Exercise materials:
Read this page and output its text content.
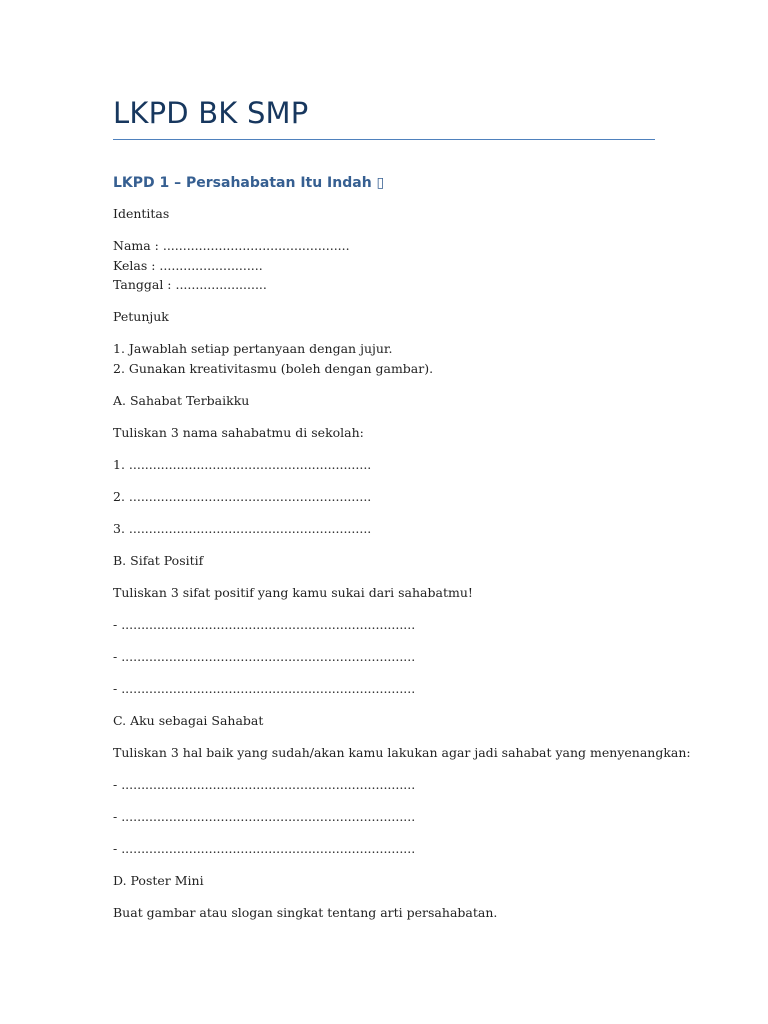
LKPD BK SMP
LKPD 1 – Persahabatan Itu Indah ▯

Identitas

Nama : ...............................................

Kelas : ..........................

Tanggal : .......................

Petunjuk

1. Jawablah setiap pertanyaan dengan jujur.

2. Gunakan kreativitasmu (boleh dengan gambar).

A. Sahabat Terbaikku

Tuliskan 3 nama sahabatmu di sekolah:

1. .............................................................

2. .............................................................

3. .............................................................

B. Sifat Positif

Tuliskan 3 sifat positif yang kamu sukai dari sahabatmu!

- ..........................................................................

- ..........................................................................

- ..........................................................................

C. Aku sebagai Sahabat

Tuliskan 3 hal baik yang sudah/akan kamu lakukan agar jadi sahabat yang menyenangkan:

- ..........................................................................

- ..........................................................................

- ..........................................................................

D. Poster Mini

Buat gambar atau slogan singkat tentang arti persahabatan.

Exercise aim: Print all entries exactly. The images do not belong in the copy.

Task answer:
Read this page and output its text content.
LKPD BK SMP
LKPD 1 – Persahabatan Itu Indah ▯

Identitas

Nama : ...............................................

Kelas : ..........................

Tanggal : .......................

Petunjuk

1. Jawablah setiap pertanyaan dengan jujur.

2. Gunakan kreativitasmu (boleh dengan gambar).

A. Sahabat Terbaikku

Tuliskan 3 nama sahabatmu di sekolah:

1. .............................................................

2. .............................................................

3. .............................................................

B. Sifat Positif

Tuliskan 3 sifat positif yang kamu sukai dari sahabatmu!

- ..........................................................................

- ..........................................................................

- ..........................................................................

C. Aku sebagai Sahabat

Tuliskan 3 hal baik yang sudah/akan kamu lakukan agar jadi sahabat yang menyenangkan:

- ..........................................................................

- ..........................................................................

- ..........................................................................

D. Poster Mini

Buat gambar atau slogan singkat tentang arti persahabatan.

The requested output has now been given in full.